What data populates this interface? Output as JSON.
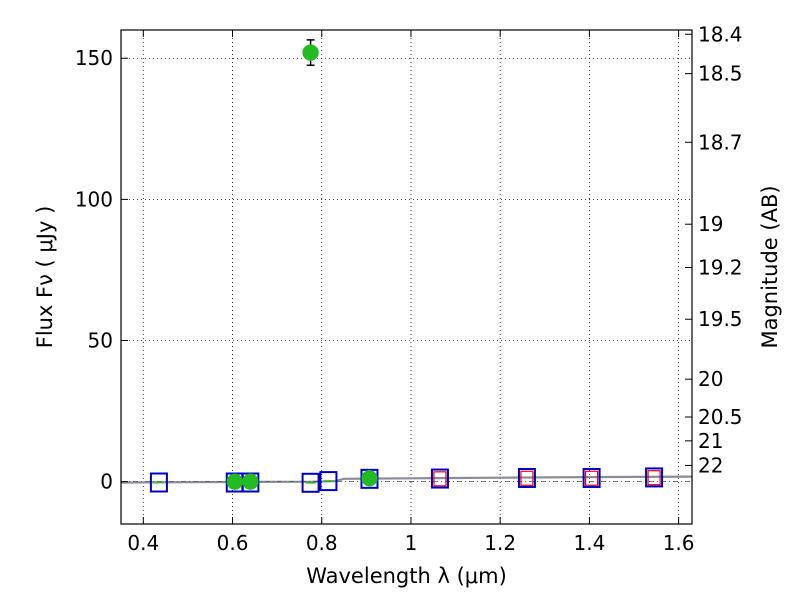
{
  "chart_data": {
    "type": "scatter",
    "xlabel": "Wavelength  λ (μm)",
    "ylabel": "Flux  Fν  ( μJy )",
    "ylabel_right": "Magnitude (AB)",
    "xlim": [
      0.35,
      1.63
    ],
    "ylim": [
      -15,
      160
    ],
    "grid": true,
    "x_ticks": [
      0.4,
      0.6,
      0.8,
      1.0,
      1.2,
      1.4,
      1.6
    ],
    "x_tick_labels": [
      "0.4",
      "0.6",
      "0.8",
      "1",
      "1.2",
      "1.4",
      "1.6"
    ],
    "y_ticks": [
      0,
      50,
      100,
      150
    ],
    "y_tick_labels": [
      "0",
      "50",
      "100",
      "150"
    ],
    "mag_ticks": [
      {
        "label": "18.4",
        "mag": 18.4
      },
      {
        "label": "18.5",
        "mag": 18.5
      },
      {
        "label": "18.7",
        "mag": 18.7
      },
      {
        "label": "19",
        "mag": 19.0
      },
      {
        "label": "19.2",
        "mag": 19.2
      },
      {
        "label": "19.5",
        "mag": 19.5
      },
      {
        "label": "20",
        "mag": 20.0
      },
      {
        "label": "20.5",
        "mag": 20.5
      },
      {
        "label": "21",
        "mag": 21.0
      },
      {
        "label": "22",
        "mag": 22.0
      }
    ],
    "series": [
      {
        "marker": "circle",
        "color": "#22bb22",
        "points": [
          {
            "x": 0.605,
            "y": 0,
            "err": 1.0
          },
          {
            "x": 0.64,
            "y": 0,
            "err": 1.0
          },
          {
            "x": 0.775,
            "y": 152,
            "err": 4.5
          },
          {
            "x": 0.907,
            "y": 1.2,
            "err": 1.5
          }
        ]
      },
      {
        "marker": "square-open",
        "color": "#0000cc",
        "points": [
          {
            "x": 0.435,
            "y": -0.3
          },
          {
            "x": 0.605,
            "y": -0.3
          },
          {
            "x": 0.64,
            "y": -0.3
          },
          {
            "x": 0.775,
            "y": -0.4
          },
          {
            "x": 0.815,
            "y": 0.2
          },
          {
            "x": 0.907,
            "y": 1.0
          },
          {
            "x": 1.065,
            "y": 1.1
          },
          {
            "x": 1.26,
            "y": 1.3
          },
          {
            "x": 1.405,
            "y": 1.3
          },
          {
            "x": 1.545,
            "y": 1.5
          }
        ]
      },
      {
        "marker": "rect-open",
        "color": "#ee0000",
        "points": [
          {
            "x": 1.065,
            "y": 1.0
          },
          {
            "x": 1.26,
            "y": 1.2
          },
          {
            "x": 1.405,
            "y": 1.2
          },
          {
            "x": 1.545,
            "y": 1.4
          }
        ]
      },
      {
        "marker": "dash",
        "color": "#22bb22",
        "points": [
          {
            "x": 0.435,
            "y": -0.3
          },
          {
            "x": 0.605,
            "y": -0.3
          },
          {
            "x": 0.64,
            "y": -0.3
          },
          {
            "x": 0.775,
            "y": -0.4
          },
          {
            "x": 0.815,
            "y": 0.2
          }
        ]
      }
    ],
    "model_curve": {
      "color": "#8c8c99",
      "x": [
        0.35,
        0.5,
        0.65,
        0.78,
        0.83,
        0.85,
        0.9,
        1.0,
        1.1,
        1.2,
        1.3,
        1.4,
        1.5,
        1.63
      ],
      "y": [
        -0.3,
        -0.2,
        -0.1,
        0.0,
        0.2,
        1.0,
        1.1,
        1.2,
        1.3,
        1.4,
        1.5,
        1.6,
        1.7,
        1.8
      ]
    }
  }
}
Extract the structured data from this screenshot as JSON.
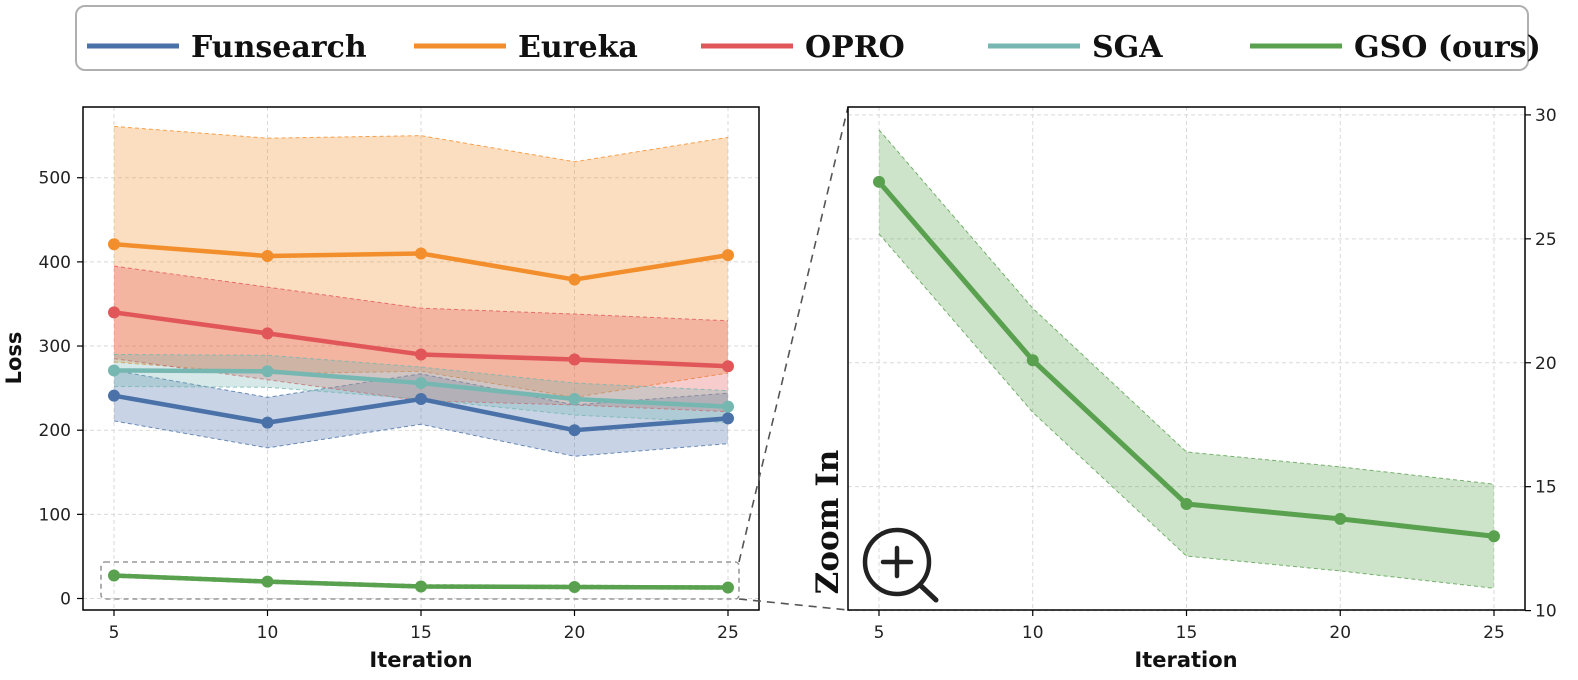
{
  "legend": {
    "items": [
      {
        "label": "Funsearch",
        "color": "#4a72a8"
      },
      {
        "label": "Eureka",
        "color": "#f28e2b"
      },
      {
        "label": "OPRO",
        "color": "#e15759"
      },
      {
        "label": "SGA",
        "color": "#76b7b2"
      },
      {
        "label": "GSO (ours)",
        "color": "#59a14f"
      }
    ]
  },
  "zoom_label": "Zoom In",
  "zoom_icon": "magnifier-plus-icon",
  "chart_data": [
    {
      "type": "line",
      "x": [
        5,
        10,
        15,
        20,
        25
      ],
      "xlabel": "Iteration",
      "ylabel": "Loss",
      "ylim": [
        -12,
        580
      ],
      "yticks": [
        0,
        100,
        200,
        300,
        400,
        500
      ],
      "xticks": [
        5,
        10,
        15,
        20,
        25
      ],
      "grid": true,
      "shaded_band": true,
      "series": [
        {
          "name": "Funsearch",
          "color": "#4a72a8",
          "values": [
            241,
            209,
            237,
            200,
            214
          ],
          "upper": [
            271,
            239,
            267,
            230,
            244
          ],
          "lower": [
            211,
            179,
            207,
            169,
            184
          ]
        },
        {
          "name": "Eureka",
          "color": "#f28e2b",
          "values": [
            421,
            407,
            410,
            379,
            408
          ],
          "upper": [
            561,
            547,
            550,
            519,
            548
          ],
          "lower": [
            281,
            267,
            270,
            239,
            268
          ]
        },
        {
          "name": "OPRO",
          "color": "#e15759",
          "values": [
            340,
            315,
            290,
            284,
            276
          ],
          "upper": [
            395,
            370,
            345,
            338,
            330
          ],
          "lower": [
            285,
            260,
            235,
            230,
            222
          ]
        },
        {
          "name": "SGA",
          "color": "#76b7b2",
          "values": [
            271,
            270,
            256,
            237,
            228
          ],
          "upper": [
            290,
            289,
            275,
            256,
            247
          ],
          "lower": [
            252,
            251,
            237,
            218,
            209
          ]
        },
        {
          "name": "GSO (ours)",
          "color": "#59a14f",
          "values": [
            27.3,
            20.1,
            14.3,
            13.7,
            13.0
          ],
          "upper": [
            29.4,
            22.2,
            16.4,
            15.8,
            15.1
          ],
          "lower": [
            25.2,
            18.0,
            12.2,
            11.6,
            10.9
          ]
        }
      ]
    },
    {
      "type": "line",
      "x": [
        5,
        10,
        15,
        20,
        25
      ],
      "xlabel": "Iteration",
      "ylabel": "",
      "ylim": [
        10,
        30
      ],
      "yticks": [
        10,
        15,
        20,
        25,
        30
      ],
      "xticks": [
        5,
        10,
        15,
        20,
        25
      ],
      "grid": true,
      "shaded_band": true,
      "series": [
        {
          "name": "GSO (ours)",
          "color": "#59a14f",
          "values": [
            27.3,
            20.1,
            14.3,
            13.7,
            13.0
          ],
          "upper": [
            29.4,
            22.2,
            16.4,
            15.8,
            15.1
          ],
          "lower": [
            25.2,
            18.0,
            12.2,
            11.6,
            10.9
          ]
        }
      ]
    }
  ]
}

-.-.-

Job:
In your copy, leave out the pictures and reproduce the material above exactly.

Answer to the task:
What data populates this interface? Output as JSON.
{
  "chart_data": {
    "type": "scatter",
    "xlabel": "Wavelength  λ (μm)",
    "ylabel": "Flux  Fν  ( μJy )",
    "ylabel_right": "Magnitude (AB)",
    "xlim": [
      0.35,
      1.63
    ],
    "ylim": [
      -15,
      160
    ],
    "grid": true,
    "x_ticks": [
      0.4,
      0.6,
      0.8,
      1.0,
      1.2,
      1.4,
      1.6
    ],
    "x_tick_labels": [
      "0.4",
      "0.6",
      "0.8",
      "1",
      "1.2",
      "1.4",
      "1.6"
    ],
    "y_ticks": [
      0,
      50,
      100,
      150
    ],
    "y_tick_labels": [
      "0",
      "50",
      "100",
      "150"
    ],
    "mag_ticks": [
      {
        "label": "18.4",
        "mag": 18.4
      },
      {
        "label": "18.5",
        "mag": 18.5
      },
      {
        "label": "18.7",
        "mag": 18.7
      },
      {
        "label": "19",
        "mag": 19.0
      },
      {
        "label": "19.2",
        "mag": 19.2
      },
      {
        "label": "19.5",
        "mag": 19.5
      },
      {
        "label": "20",
        "mag": 20.0
      },
      {
        "label": "20.5",
        "mag": 20.5
      },
      {
        "label": "21",
        "mag": 21.0
      },
      {
        "label": "22",
        "mag": 22.0
      }
    ],
    "series": [
      {
        "marker": "circle",
        "color": "#22bb22",
        "points": [
          {
            "x": 0.605,
            "y": 0,
            "err": 1.0
          },
          {
            "x": 0.64,
            "y": 0,
            "err": 1.0
          },
          {
            "x": 0.775,
            "y": 152,
            "err": 4.5
          },
          {
            "x": 0.907,
            "y": 1.2,
            "err": 1.5
          }
        ]
      },
      {
        "marker": "square-open",
        "color": "#0000cc",
        "points": [
          {
            "x": 0.435,
            "y": -0.3
          },
          {
            "x": 0.605,
            "y": -0.3
          },
          {
            "x": 0.64,
            "y": -0.3
          },
          {
            "x": 0.775,
            "y": -0.4
          },
          {
            "x": 0.815,
            "y": 0.2
          },
          {
            "x": 0.907,
            "y": 1.0
          },
          {
            "x": 1.065,
            "y": 1.1
          },
          {
            "x": 1.26,
            "y": 1.3
          },
          {
            "x": 1.405,
            "y": 1.3
          },
          {
            "x": 1.545,
            "y": 1.5
          }
        ]
      },
      {
        "marker": "rect-open",
        "color": "#ee0000",
        "points": [
          {
            "x": 1.065,
            "y": 1.0
          },
          {
            "x": 1.26,
            "y": 1.2
          },
          {
            "x": 1.405,
            "y": 1.2
          },
          {
            "x": 1.545,
            "y": 1.4
          }
        ]
      },
      {
        "marker": "dash",
        "color": "#22bb22",
        "points": [
          {
            "x": 0.435,
            "y": -0.3
          },
          {
            "x": 0.605,
            "y": -0.3
          },
          {
            "x": 0.64,
            "y": -0.3
          },
          {
            "x": 0.775,
            "y": -0.4
          },
          {
            "x": 0.815,
            "y": 0.2
          }
        ]
      }
    ],
    "model_curve": {
      "color": "#8c8c99",
      "x": [
        0.35,
        0.5,
        0.65,
        0.78,
        0.83,
        0.85,
        0.9,
        1.0,
        1.1,
        1.2,
        1.3,
        1.4,
        1.5,
        1.63
      ],
      "y": [
        -0.3,
        -0.2,
        -0.1,
        0.0,
        0.2,
        1.0,
        1.1,
        1.2,
        1.3,
        1.4,
        1.5,
        1.6,
        1.7,
        1.8
      ]
    }
  }
}
Extract the structured data from this screenshot as JSON.
{
  "legend": {
    "items": [
      {
        "label": "Funsearch",
        "color": "#4a72a8"
      },
      {
        "label": "Eureka",
        "color": "#f28e2b"
      },
      {
        "label": "OPRO",
        "color": "#e15759"
      },
      {
        "label": "SGA",
        "color": "#76b7b2"
      },
      {
        "label": "GSO (ours)",
        "color": "#59a14f"
      }
    ]
  },
  "zoom_label": "Zoom In",
  "zoom_icon": "magnifier-plus-icon",
  "chart_data": [
    {
      "type": "line",
      "x": [
        5,
        10,
        15,
        20,
        25
      ],
      "xlabel": "Iteration",
      "ylabel": "Loss",
      "ylim": [
        -12,
        580
      ],
      "yticks": [
        0,
        100,
        200,
        300,
        400,
        500
      ],
      "xticks": [
        5,
        10,
        15,
        20,
        25
      ],
      "grid": true,
      "shaded_band": true,
      "series": [
        {
          "name": "Funsearch",
          "color": "#4a72a8",
          "values": [
            241,
            209,
            237,
            200,
            214
          ],
          "upper": [
            271,
            239,
            267,
            230,
            244
          ],
          "lower": [
            211,
            179,
            207,
            169,
            184
          ]
        },
        {
          "name": "Eureka",
          "color": "#f28e2b",
          "values": [
            421,
            407,
            410,
            379,
            408
          ],
          "upper": [
            561,
            547,
            550,
            519,
            548
          ],
          "lower": [
            281,
            267,
            270,
            239,
            268
          ]
        },
        {
          "name": "OPRO",
          "color": "#e15759",
          "values": [
            340,
            315,
            290,
            284,
            276
          ],
          "upper": [
            395,
            370,
            345,
            338,
            330
          ],
          "lower": [
            285,
            260,
            235,
            230,
            222
          ]
        },
        {
          "name": "SGA",
          "color": "#76b7b2",
          "values": [
            271,
            270,
            256,
            237,
            228
          ],
          "upper": [
            290,
            289,
            275,
            256,
            247
          ],
          "lower": [
            252,
            251,
            237,
            218,
            209
          ]
        },
        {
          "name": "GSO (ours)",
          "color": "#59a14f",
          "values": [
            27.3,
            20.1,
            14.3,
            13.7,
            13.0
          ],
          "upper": [
            29.4,
            22.2,
            16.4,
            15.8,
            15.1
          ],
          "lower": [
            25.2,
            18.0,
            12.2,
            11.6,
            10.9
          ]
        }
      ]
    },
    {
      "type": "line",
      "x": [
        5,
        10,
        15,
        20,
        25
      ],
      "xlabel": "Iteration",
      "ylabel": "",
      "ylim": [
        10,
        30
      ],
      "yticks": [
        10,
        15,
        20,
        25,
        30
      ],
      "xticks": [
        5,
        10,
        15,
        20,
        25
      ],
      "grid": true,
      "shaded_band": true,
      "series": [
        {
          "name": "GSO (ours)",
          "color": "#59a14f",
          "values": [
            27.3,
            20.1,
            14.3,
            13.7,
            13.0
          ],
          "upper": [
            29.4,
            22.2,
            16.4,
            15.8,
            15.1
          ],
          "lower": [
            25.2,
            18.0,
            12.2,
            11.6,
            10.9
          ]
        }
      ]
    }
  ]
}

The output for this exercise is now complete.